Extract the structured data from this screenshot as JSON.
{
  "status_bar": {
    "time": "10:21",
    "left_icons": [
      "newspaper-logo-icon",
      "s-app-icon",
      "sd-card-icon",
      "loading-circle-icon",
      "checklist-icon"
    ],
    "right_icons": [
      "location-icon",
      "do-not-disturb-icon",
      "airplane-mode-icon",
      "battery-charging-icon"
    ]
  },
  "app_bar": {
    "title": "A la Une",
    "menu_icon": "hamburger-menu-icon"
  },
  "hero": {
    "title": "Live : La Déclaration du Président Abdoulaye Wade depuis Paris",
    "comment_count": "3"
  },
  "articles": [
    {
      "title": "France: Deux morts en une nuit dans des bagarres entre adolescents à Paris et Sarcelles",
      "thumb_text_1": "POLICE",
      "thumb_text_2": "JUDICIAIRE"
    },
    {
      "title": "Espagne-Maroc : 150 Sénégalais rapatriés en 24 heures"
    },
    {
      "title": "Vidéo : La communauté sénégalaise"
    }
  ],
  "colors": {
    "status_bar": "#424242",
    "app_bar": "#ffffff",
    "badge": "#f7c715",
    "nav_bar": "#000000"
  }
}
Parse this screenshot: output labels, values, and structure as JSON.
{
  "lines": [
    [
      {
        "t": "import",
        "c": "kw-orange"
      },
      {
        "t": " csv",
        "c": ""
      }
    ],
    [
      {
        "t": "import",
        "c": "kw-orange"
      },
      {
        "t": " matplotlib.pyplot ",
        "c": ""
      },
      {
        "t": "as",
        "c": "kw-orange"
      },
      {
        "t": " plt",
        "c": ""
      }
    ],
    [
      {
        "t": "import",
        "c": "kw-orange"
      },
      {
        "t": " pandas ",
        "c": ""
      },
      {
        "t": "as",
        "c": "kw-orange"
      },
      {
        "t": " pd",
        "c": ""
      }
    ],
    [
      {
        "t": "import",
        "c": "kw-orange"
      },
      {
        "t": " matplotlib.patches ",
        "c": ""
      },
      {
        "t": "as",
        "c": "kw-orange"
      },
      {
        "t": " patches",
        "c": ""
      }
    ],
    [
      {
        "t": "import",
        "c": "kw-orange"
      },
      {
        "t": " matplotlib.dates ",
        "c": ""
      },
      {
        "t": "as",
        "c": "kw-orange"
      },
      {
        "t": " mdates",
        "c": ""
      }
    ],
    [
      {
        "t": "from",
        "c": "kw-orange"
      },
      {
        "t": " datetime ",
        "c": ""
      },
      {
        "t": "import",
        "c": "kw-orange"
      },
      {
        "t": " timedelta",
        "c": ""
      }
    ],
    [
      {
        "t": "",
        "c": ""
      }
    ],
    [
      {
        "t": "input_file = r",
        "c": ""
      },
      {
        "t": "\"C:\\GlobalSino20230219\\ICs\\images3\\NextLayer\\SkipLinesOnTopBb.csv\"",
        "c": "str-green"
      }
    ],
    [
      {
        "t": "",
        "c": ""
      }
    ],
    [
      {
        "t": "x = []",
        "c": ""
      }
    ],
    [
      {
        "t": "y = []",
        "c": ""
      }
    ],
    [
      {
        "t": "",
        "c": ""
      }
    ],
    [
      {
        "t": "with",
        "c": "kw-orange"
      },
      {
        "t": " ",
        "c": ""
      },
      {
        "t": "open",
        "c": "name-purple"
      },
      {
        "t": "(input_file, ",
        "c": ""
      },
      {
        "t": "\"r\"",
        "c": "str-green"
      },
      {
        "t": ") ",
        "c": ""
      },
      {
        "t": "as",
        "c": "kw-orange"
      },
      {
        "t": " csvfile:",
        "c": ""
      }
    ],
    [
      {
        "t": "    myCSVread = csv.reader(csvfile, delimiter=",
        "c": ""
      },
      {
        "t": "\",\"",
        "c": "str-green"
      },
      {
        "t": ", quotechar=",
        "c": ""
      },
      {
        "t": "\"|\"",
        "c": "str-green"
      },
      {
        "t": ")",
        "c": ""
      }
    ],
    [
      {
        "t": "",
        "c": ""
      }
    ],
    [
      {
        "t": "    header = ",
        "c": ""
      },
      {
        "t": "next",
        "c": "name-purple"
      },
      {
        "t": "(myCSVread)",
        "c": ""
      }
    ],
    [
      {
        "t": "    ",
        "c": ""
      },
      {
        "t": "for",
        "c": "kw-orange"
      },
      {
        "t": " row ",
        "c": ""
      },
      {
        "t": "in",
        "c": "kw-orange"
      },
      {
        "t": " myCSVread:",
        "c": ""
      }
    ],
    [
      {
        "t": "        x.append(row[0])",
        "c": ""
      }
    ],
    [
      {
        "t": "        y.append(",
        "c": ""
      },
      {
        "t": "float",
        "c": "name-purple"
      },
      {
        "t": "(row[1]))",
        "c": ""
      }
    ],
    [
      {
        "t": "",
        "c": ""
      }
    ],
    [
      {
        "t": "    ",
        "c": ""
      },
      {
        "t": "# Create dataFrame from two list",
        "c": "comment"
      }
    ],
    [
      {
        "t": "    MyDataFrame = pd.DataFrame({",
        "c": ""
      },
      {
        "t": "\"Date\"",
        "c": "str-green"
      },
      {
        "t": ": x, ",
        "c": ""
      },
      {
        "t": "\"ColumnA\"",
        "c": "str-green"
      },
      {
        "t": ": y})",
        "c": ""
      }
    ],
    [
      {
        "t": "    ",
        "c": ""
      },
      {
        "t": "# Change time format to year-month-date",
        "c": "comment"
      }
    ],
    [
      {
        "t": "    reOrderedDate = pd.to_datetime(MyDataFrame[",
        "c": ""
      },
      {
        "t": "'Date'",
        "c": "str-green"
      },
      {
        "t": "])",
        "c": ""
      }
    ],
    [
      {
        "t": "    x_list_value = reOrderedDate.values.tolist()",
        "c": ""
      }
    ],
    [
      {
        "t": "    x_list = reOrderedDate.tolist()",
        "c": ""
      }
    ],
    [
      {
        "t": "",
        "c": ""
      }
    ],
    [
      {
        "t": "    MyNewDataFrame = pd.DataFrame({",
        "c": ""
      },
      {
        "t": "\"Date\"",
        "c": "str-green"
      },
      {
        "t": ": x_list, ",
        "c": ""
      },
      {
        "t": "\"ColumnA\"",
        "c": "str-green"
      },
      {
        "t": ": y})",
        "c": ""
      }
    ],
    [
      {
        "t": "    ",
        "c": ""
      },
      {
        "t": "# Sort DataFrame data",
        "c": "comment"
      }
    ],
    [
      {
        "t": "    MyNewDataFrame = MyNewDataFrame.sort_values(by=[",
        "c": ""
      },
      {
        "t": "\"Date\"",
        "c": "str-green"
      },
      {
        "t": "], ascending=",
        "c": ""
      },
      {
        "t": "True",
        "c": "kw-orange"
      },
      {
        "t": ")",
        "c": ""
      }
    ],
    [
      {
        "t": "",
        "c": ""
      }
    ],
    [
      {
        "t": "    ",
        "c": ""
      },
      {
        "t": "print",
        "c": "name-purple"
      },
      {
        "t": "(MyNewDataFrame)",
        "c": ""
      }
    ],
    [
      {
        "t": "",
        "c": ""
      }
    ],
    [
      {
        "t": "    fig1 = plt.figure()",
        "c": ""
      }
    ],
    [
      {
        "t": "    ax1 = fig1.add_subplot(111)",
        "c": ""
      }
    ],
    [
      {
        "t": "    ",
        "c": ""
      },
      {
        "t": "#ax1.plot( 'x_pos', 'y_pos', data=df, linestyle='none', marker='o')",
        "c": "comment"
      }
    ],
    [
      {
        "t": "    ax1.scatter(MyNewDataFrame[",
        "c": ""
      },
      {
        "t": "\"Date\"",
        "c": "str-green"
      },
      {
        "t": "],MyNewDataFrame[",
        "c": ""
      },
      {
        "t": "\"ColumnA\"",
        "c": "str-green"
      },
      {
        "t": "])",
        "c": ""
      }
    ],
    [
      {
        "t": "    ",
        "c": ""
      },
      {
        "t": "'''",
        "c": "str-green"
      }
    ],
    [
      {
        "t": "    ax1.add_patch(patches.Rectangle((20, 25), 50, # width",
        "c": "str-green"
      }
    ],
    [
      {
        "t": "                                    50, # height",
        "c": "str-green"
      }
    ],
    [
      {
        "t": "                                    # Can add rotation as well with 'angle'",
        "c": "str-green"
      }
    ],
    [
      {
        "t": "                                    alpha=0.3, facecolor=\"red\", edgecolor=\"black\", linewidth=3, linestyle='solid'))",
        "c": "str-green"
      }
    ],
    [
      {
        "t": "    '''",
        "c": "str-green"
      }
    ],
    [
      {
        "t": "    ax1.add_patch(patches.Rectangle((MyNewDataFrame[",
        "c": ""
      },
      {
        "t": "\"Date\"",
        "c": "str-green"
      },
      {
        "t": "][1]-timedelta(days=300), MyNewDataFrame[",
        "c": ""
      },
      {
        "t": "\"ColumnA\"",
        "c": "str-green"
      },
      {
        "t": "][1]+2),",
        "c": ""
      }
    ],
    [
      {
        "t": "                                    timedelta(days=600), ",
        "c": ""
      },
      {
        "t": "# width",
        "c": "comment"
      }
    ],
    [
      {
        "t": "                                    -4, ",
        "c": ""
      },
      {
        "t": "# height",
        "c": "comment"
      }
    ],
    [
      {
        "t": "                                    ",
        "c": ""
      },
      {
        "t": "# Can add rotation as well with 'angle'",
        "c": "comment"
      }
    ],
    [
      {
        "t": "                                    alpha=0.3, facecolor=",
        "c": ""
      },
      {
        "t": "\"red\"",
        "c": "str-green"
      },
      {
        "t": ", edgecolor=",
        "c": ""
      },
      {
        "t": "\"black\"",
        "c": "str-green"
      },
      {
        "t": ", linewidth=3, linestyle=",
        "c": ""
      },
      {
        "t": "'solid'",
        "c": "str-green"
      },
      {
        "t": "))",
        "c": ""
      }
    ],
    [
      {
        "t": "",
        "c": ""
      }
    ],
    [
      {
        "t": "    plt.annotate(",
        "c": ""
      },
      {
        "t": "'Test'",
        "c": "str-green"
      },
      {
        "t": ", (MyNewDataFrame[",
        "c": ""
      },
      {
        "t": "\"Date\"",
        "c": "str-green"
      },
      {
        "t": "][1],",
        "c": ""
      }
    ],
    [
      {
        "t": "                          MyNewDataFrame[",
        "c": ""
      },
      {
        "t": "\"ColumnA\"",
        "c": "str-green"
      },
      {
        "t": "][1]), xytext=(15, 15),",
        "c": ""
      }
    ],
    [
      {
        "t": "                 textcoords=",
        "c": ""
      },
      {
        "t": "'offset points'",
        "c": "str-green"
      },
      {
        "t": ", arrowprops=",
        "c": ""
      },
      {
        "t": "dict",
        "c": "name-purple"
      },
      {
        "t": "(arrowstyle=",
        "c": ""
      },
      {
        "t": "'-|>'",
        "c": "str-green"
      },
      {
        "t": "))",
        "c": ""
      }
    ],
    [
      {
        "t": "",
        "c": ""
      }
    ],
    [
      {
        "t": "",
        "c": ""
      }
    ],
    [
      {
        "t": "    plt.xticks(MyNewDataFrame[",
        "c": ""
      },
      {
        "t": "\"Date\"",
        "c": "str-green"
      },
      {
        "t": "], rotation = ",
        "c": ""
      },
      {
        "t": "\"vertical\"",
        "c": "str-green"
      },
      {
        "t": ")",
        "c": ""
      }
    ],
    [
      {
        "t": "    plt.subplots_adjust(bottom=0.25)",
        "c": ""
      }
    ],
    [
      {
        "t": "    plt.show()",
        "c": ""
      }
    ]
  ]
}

Problem description:
Work out how many lines of the data hold the string "title". Reply with that number alone.

Final result:
5